== REQUIREMENTS ==
Transcribe every entry word for word, but skip the images.
_ _ _
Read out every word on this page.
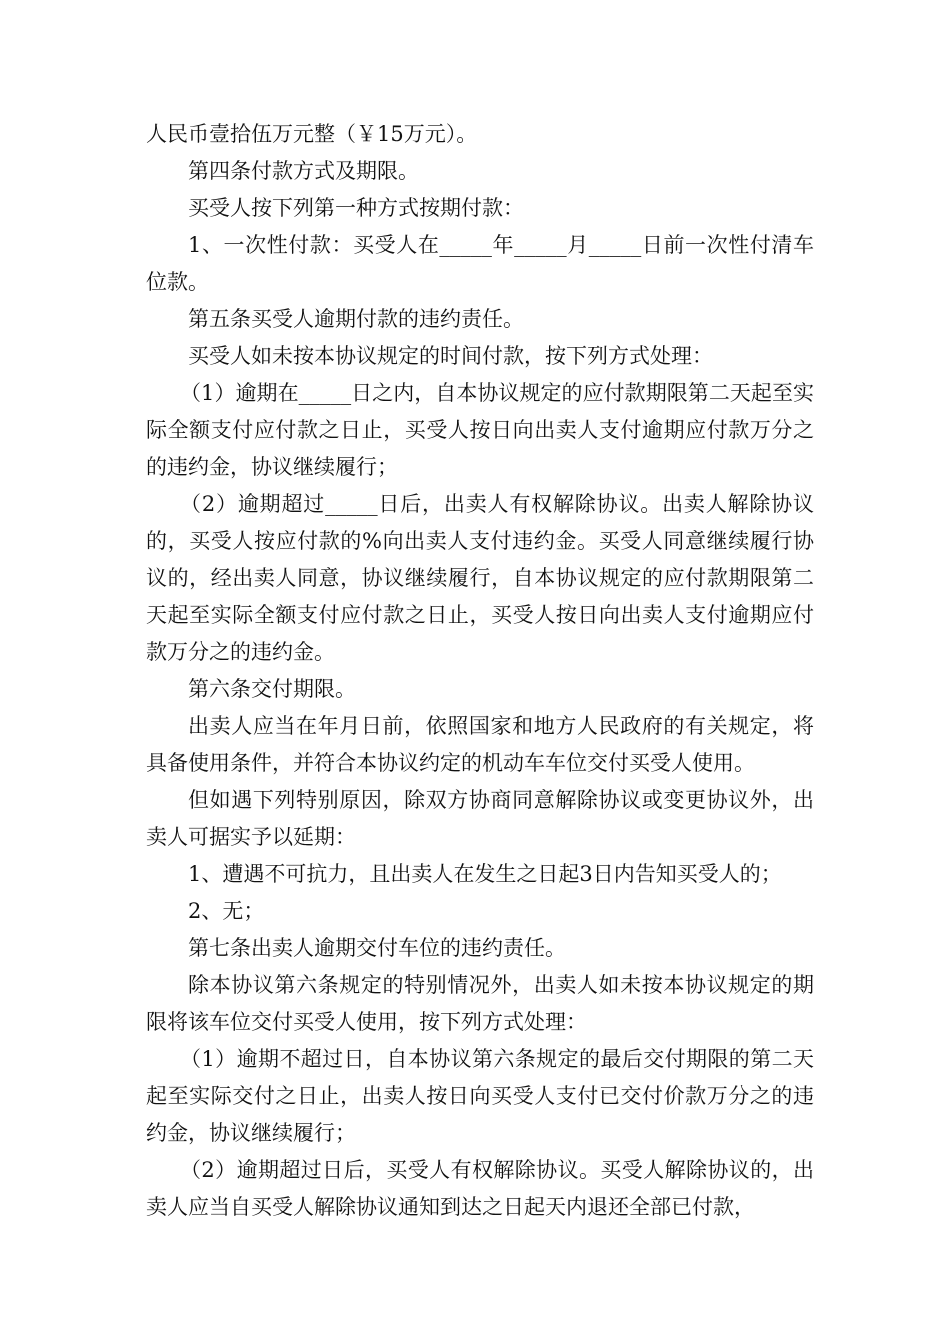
人民币壹拾伍万元整（￥15万元）。

第四条付款方式及期限。

买受人按下列第一种方式按期付款：

1、一次性付款：买受人在_____年_____月_____日前一次性付清车位款。

第五条买受人逾期付款的违约责任。

买受人如未按本协议规定的时间付款，按下列方式处理：

（1）逾期在_____日之内，自本协议规定的应付款期限第二天起至实际全额支付应付款之日止，买受人按日向出卖人支付逾期应付款万分之的违约金，协议继续履行；

（2）逾期超过_____日后，出卖人有权解除协议。出卖人解除协议的，买受人按应付款的%向出卖人支付违约金。买受人同意继续履行协议的，经出卖人同意，协议继续履行，自本协议规定的应付款期限第二天起至实际全额支付应付款之日止，买受人按日向出卖人支付逾期应付款万分之的违约金。

第六条交付期限。

出卖人应当在年月日前，依照国家和地方人民政府的有关规定，将具备使用条件，并符合本协议约定的机动车车位交付买受人使用。

但如遇下列特别原因，除双方协商同意解除协议或变更协议外，出卖人可据实予以延期：

1、遭遇不可抗力，且出卖人在发生之日起3日内告知买受人的；

2、无；

第七条出卖人逾期交付车位的违约责任。

除本协议第六条规定的特别情况外，出卖人如未按本协议规定的期限将该车位交付买受人使用，按下列方式处理：

（1）逾期不超过日，自本协议第六条规定的最后交付期限的第二天起至实际交付之日止，出卖人按日向买受人支付已交付价款万分之的违约金，协议继续履行；

（2）逾期超过日后，买受人有权解除协议。买受人解除协议的，出卖人应当自买受人解除协议通知到达之日起天内退还全部已付款，
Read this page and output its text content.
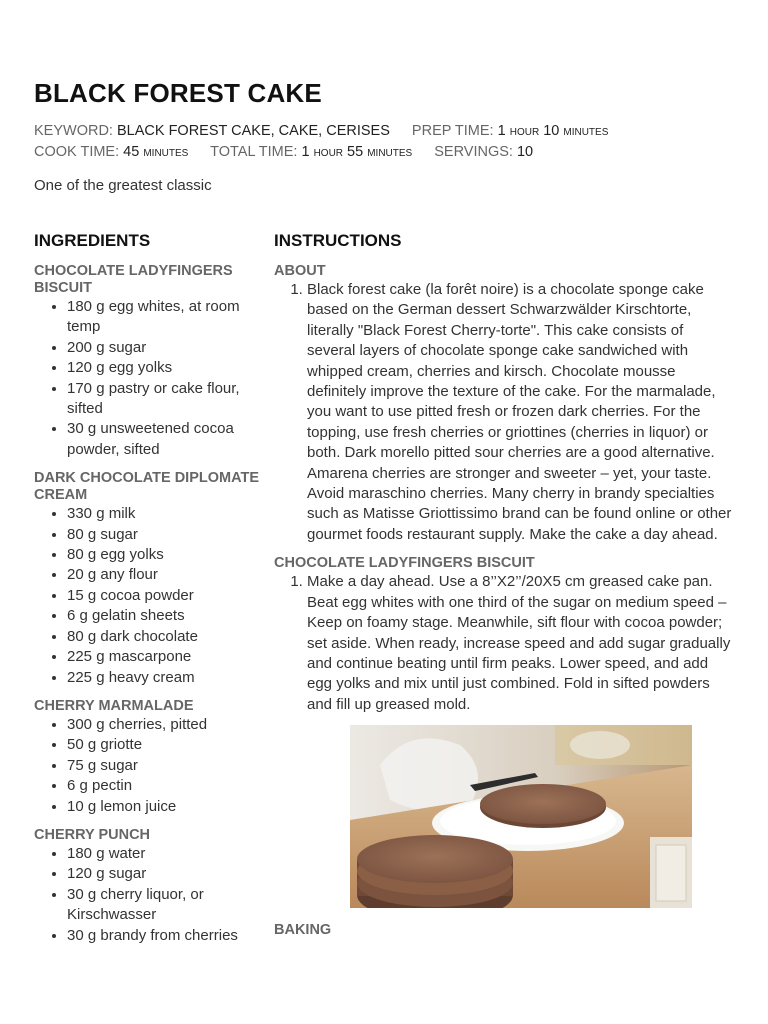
BLACK FOREST CAKE
KEYWORD: BLACK FOREST CAKE, CAKE, CERISES PREP TIME: 1 hour 10 minutes
COOK TIME: 45 minutes TOTAL TIME: 1 hour 55 minutes SERVINGS: 10
One of the greatest classic
INGREDIENTS
CHOCOLATE LADYFINGERS BISCUIT
• 180 g egg whites, at room temp
• 200 g sugar
• 120 g egg yolks
• 170 g pastry or cake flour, sifted
• 30 g unsweetened cocoa powder, sifted
DARK CHOCOLATE DIPLOMATE CREAM
• 330 g milk
• 80 g sugar
• 80 g egg yolks
• 20 g any flour
• 15 g cocoa powder
• 6 g gelatin sheets
• 80 g dark chocolate
• 225 g mascarpone
• 225 g heavy cream
CHERRY MARMALADE
• 300 g cherries, pitted
• 50 g griotte
• 75 g sugar
• 6 g pectin
• 10 g lemon juice
CHERRY PUNCH
• 180 g water
• 120 g sugar
• 30 g cherry liquor, or Kirschwasser
• 30 g brandy from cherries
INSTRUCTIONS
ABOUT
1. Black forest cake (la forêt noire) is a chocolate sponge cake based on the German dessert Schwarzwälder Kirschtorte, literally "Black Forest Cherry-torte". This cake consists of several layers of chocolate sponge cake sandwiched with whipped cream, cherries and kirsch. Chocolate mousse definitely improve the texture of the cake. For the marmalade, you want to use pitted fresh or frozen dark cherries. For the topping, use fresh cherries or griottines (cherries in liquor) or both. Dark morello pitted sour cherries are a good alternative. Amarena cherries are stronger and sweeter – yet, your taste. Avoid maraschino cherries. Many cherry in brandy specialties such as Matisse Griottissimo brand can be found online or other gourmet foods restaurant supply. Make the cake a day ahead.
CHOCOLATE LADYFINGERS BISCUIT
1. Make a day ahead. Use a 8’’X2’’/20X5 cm greased cake pan. Beat egg whites with one third of the sugar on medium speed – Keep on foamy stage. Meanwhile, sift flour with cocoa powder; set aside. When ready, increase speed and add sugar gradually and continue beating until firm peaks. Lower speed, and add egg yolks and mix until just combined. Fold in sifted powders and fill up greased mold.
BAKING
_ _ _
== CORRECT ANSWER ==
Read out every word on this page.
人民币壹拾伍万元整（￥15万元）。

第四条付款方式及期限。

买受人按下列第一种方式按期付款：

1、一次性付款：买受人在_____年_____月_____日前一次性付清车位款。

第五条买受人逾期付款的违约责任。

买受人如未按本协议规定的时间付款，按下列方式处理：

（1）逾期在_____日之内，自本协议规定的应付款期限第二天起至实际全额支付应付款之日止，买受人按日向出卖人支付逾期应付款万分之的违约金，协议继续履行；

（2）逾期超过_____日后，出卖人有权解除协议。出卖人解除协议的，买受人按应付款的%向出卖人支付违约金。买受人同意继续履行协议的，经出卖人同意，协议继续履行，自本协议规定的应付款期限第二天起至实际全额支付应付款之日止，买受人按日向出卖人支付逾期应付款万分之的违约金。

第六条交付期限。

出卖人应当在年月日前，依照国家和地方人民政府的有关规定，将具备使用条件，并符合本协议约定的机动车车位交付买受人使用。

但如遇下列特别原因，除双方协商同意解除协议或变更协议外，出卖人可据实予以延期：

1、遭遇不可抗力，且出卖人在发生之日起3日内告知买受人的；

2、无；

第七条出卖人逾期交付车位的违约责任。

除本协议第六条规定的特别情况外，出卖人如未按本协议规定的期限将该车位交付买受人使用，按下列方式处理：

（1）逾期不超过日，自本协议第六条规定的最后交付期限的第二天起至实际交付之日止，出卖人按日向买受人支付已交付价款万分之的违约金，协议继续履行；

（2）逾期超过日后，买受人有权解除协议。买受人解除协议的，出卖人应当自买受人解除协议通知到达之日起天内退还全部已付款，
Read this page and output its text content.
BLACK FOREST CAKE
KEYWORD: BLACK FOREST CAKE, CAKE, CERISES PREP TIME: 1 hour 10 minutes
COOK TIME: 45 minutes TOTAL TIME: 1 hour 55 minutes SERVINGS: 10
One of the greatest classic
INGREDIENTS
CHOCOLATE LADYFINGERS BISCUIT
• 180 g egg whites, at room temp
• 200 g sugar
• 120 g egg yolks
• 170 g pastry or cake flour, sifted
• 30 g unsweetened cocoa powder, sifted
DARK CHOCOLATE DIPLOMATE CREAM
• 330 g milk
• 80 g sugar
• 80 g egg yolks
• 20 g any flour
• 15 g cocoa powder
• 6 g gelatin sheets
• 80 g dark chocolate
• 225 g mascarpone
• 225 g heavy cream
CHERRY MARMALADE
• 300 g cherries, pitted
• 50 g griotte
• 75 g sugar
• 6 g pectin
• 10 g lemon juice
CHERRY PUNCH
• 180 g water
• 120 g sugar
• 30 g cherry liquor, or Kirschwasser
• 30 g brandy from cherries
INSTRUCTIONS
ABOUT
1. Black forest cake (la forêt noire) is a chocolate sponge cake based on the German dessert Schwarzwälder Kirschtorte, literally "Black Forest Cherry-torte". This cake consists of several layers of chocolate sponge cake sandwiched with whipped cream, cherries and kirsch. Chocolate mousse definitely improve the texture of the cake. For the marmalade, you want to use pitted fresh or frozen dark cherries. For the topping, use fresh cherries or griottines (cherries in liquor) or both. Dark morello pitted sour cherries are a good alternative. Amarena cherries are stronger and sweeter – yet, your taste. Avoid maraschino cherries. Many cherry in brandy specialties such as Matisse Griottissimo brand can be found online or other gourmet foods restaurant supply. Make the cake a day ahead.
CHOCOLATE LADYFINGERS BISCUIT
1. Make a day ahead. Use a 8’’X2’’/20X5 cm greased cake pan. Beat egg whites with one third of the sugar on medium speed – Keep on foamy stage. Meanwhile, sift flour with cocoa powder; set aside. When ready, increase speed and add sugar gradually and continue beating until firm peaks. Lower speed, and add egg yolks and mix until just combined. Fold in sifted powders and fill up greased mold.
BAKING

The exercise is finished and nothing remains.